━━ DATASET ━━
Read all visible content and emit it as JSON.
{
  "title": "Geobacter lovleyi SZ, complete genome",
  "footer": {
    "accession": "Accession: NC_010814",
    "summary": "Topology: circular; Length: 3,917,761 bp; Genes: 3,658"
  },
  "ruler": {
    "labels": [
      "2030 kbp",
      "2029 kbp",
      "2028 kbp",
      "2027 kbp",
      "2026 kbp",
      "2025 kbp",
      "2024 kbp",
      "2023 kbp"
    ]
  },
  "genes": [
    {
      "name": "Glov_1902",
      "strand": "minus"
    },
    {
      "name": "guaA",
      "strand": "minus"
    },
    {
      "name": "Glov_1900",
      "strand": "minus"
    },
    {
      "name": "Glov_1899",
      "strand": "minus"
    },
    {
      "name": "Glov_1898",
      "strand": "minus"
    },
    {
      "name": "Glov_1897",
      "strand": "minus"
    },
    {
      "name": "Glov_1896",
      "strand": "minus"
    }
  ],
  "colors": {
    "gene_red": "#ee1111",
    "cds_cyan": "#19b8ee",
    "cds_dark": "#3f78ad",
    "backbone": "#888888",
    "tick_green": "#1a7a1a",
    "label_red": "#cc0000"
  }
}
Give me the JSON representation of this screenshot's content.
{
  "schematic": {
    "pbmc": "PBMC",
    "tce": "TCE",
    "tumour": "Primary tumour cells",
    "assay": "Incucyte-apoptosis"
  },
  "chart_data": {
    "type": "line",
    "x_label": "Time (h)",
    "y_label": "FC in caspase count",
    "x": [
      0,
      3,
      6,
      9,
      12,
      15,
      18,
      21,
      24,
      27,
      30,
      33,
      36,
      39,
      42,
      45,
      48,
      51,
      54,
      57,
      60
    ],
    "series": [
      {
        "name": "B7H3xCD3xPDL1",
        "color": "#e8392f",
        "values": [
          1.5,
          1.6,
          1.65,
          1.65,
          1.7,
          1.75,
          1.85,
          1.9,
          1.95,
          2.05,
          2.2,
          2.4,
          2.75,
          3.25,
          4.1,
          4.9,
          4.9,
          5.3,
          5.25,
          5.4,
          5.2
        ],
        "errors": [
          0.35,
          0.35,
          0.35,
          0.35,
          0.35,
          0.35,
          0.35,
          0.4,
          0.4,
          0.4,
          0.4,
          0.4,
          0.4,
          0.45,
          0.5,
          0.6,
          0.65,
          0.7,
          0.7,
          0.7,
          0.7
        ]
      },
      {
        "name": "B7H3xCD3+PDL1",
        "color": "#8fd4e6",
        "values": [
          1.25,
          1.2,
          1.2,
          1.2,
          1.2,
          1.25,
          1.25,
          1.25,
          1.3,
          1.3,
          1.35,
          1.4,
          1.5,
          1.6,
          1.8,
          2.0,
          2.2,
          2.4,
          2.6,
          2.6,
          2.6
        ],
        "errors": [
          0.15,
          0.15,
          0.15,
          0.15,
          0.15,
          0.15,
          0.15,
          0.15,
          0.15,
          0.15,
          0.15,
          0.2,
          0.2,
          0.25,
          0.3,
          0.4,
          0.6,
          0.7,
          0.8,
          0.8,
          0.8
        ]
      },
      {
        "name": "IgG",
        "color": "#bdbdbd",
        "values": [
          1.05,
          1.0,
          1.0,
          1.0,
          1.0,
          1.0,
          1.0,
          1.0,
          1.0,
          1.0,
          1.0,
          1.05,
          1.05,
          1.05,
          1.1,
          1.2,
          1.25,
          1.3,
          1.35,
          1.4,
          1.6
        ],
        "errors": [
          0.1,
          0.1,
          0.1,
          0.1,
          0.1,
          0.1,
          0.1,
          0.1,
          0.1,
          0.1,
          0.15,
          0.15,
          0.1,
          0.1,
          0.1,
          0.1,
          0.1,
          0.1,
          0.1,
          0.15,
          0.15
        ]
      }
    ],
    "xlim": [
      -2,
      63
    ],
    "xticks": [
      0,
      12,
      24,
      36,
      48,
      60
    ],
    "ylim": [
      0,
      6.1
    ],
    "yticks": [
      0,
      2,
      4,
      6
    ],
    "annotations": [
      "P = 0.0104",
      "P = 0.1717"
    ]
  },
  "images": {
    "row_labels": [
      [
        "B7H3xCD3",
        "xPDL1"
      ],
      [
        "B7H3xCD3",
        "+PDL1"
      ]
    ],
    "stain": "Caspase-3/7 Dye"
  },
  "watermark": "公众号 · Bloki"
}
━━━
**INSTRUCTIONS TO FOLLOW**
Write out the material from the first line to the last, exactly.

**FINAL ANSWER**
Read all visible content and emit it as JSON.
{
  "title": "Geobacter lovleyi SZ, complete genome",
  "footer": {
    "accession": "Accession: NC_010814",
    "summary": "Topology: circular; Length: 3,917,761 bp; Genes: 3,658"
  },
  "ruler": {
    "labels": [
      "2030 kbp",
      "2029 kbp",
      "2028 kbp",
      "2027 kbp",
      "2026 kbp",
      "2025 kbp",
      "2024 kbp",
      "2023 kbp"
    ]
  },
  "genes": [
    {
      "name": "Glov_1902",
      "strand": "minus"
    },
    {
      "name": "guaA",
      "strand": "minus"
    },
    {
      "name": "Glov_1900",
      "strand": "minus"
    },
    {
      "name": "Glov_1899",
      "strand": "minus"
    },
    {
      "name": "Glov_1898",
      "strand": "minus"
    },
    {
      "name": "Glov_1897",
      "strand": "minus"
    },
    {
      "name": "Glov_1896",
      "strand": "minus"
    }
  ],
  "colors": {
    "gene_red": "#ee1111",
    "cds_cyan": "#19b8ee",
    "cds_dark": "#3f78ad",
    "backbone": "#888888",
    "tick_green": "#1a7a1a",
    "label_red": "#cc0000"
  }
}
Give me the JSON representation of this screenshot's content.
{
  "schematic": {
    "pbmc": "PBMC",
    "tce": "TCE",
    "tumour": "Primary tumour cells",
    "assay": "Incucyte-apoptosis"
  },
  "chart_data": {
    "type": "line",
    "x_label": "Time (h)",
    "y_label": "FC in caspase count",
    "x": [
      0,
      3,
      6,
      9,
      12,
      15,
      18,
      21,
      24,
      27,
      30,
      33,
      36,
      39,
      42,
      45,
      48,
      51,
      54,
      57,
      60
    ],
    "series": [
      {
        "name": "B7H3xCD3xPDL1",
        "color": "#e8392f",
        "values": [
          1.5,
          1.6,
          1.65,
          1.65,
          1.7,
          1.75,
          1.85,
          1.9,
          1.95,
          2.05,
          2.2,
          2.4,
          2.75,
          3.25,
          4.1,
          4.9,
          4.9,
          5.3,
          5.25,
          5.4,
          5.2
        ],
        "errors": [
          0.35,
          0.35,
          0.35,
          0.35,
          0.35,
          0.35,
          0.35,
          0.4,
          0.4,
          0.4,
          0.4,
          0.4,
          0.4,
          0.45,
          0.5,
          0.6,
          0.65,
          0.7,
          0.7,
          0.7,
          0.7
        ]
      },
      {
        "name": "B7H3xCD3+PDL1",
        "color": "#8fd4e6",
        "values": [
          1.25,
          1.2,
          1.2,
          1.2,
          1.2,
          1.25,
          1.25,
          1.25,
          1.3,
          1.3,
          1.35,
          1.4,
          1.5,
          1.6,
          1.8,
          2.0,
          2.2,
          2.4,
          2.6,
          2.6,
          2.6
        ],
        "errors": [
          0.15,
          0.15,
          0.15,
          0.15,
          0.15,
          0.15,
          0.15,
          0.15,
          0.15,
          0.15,
          0.15,
          0.2,
          0.2,
          0.25,
          0.3,
          0.4,
          0.6,
          0.7,
          0.8,
          0.8,
          0.8
        ]
      },
      {
        "name": "IgG",
        "color": "#bdbdbd",
        "values": [
          1.05,
          1.0,
          1.0,
          1.0,
          1.0,
          1.0,
          1.0,
          1.0,
          1.0,
          1.0,
          1.0,
          1.05,
          1.05,
          1.05,
          1.1,
          1.2,
          1.25,
          1.3,
          1.35,
          1.4,
          1.6
        ],
        "errors": [
          0.1,
          0.1,
          0.1,
          0.1,
          0.1,
          0.1,
          0.1,
          0.1,
          0.1,
          0.1,
          0.15,
          0.15,
          0.1,
          0.1,
          0.1,
          0.1,
          0.1,
          0.1,
          0.1,
          0.15,
          0.15
        ]
      }
    ],
    "xlim": [
      -2,
      63
    ],
    "xticks": [
      0,
      12,
      24,
      36,
      48,
      60
    ],
    "ylim": [
      0,
      6.1
    ],
    "yticks": [
      0,
      2,
      4,
      6
    ],
    "annotations": [
      "P = 0.0104",
      "P = 0.1717"
    ]
  },
  "images": {
    "row_labels": [
      [
        "B7H3xCD3",
        "xPDL1"
      ],
      [
        "B7H3xCD3",
        "+PDL1"
      ]
    ],
    "stain": "Caspase-3/7 Dye"
  },
  "watermark": "公众号 · Bloki"
}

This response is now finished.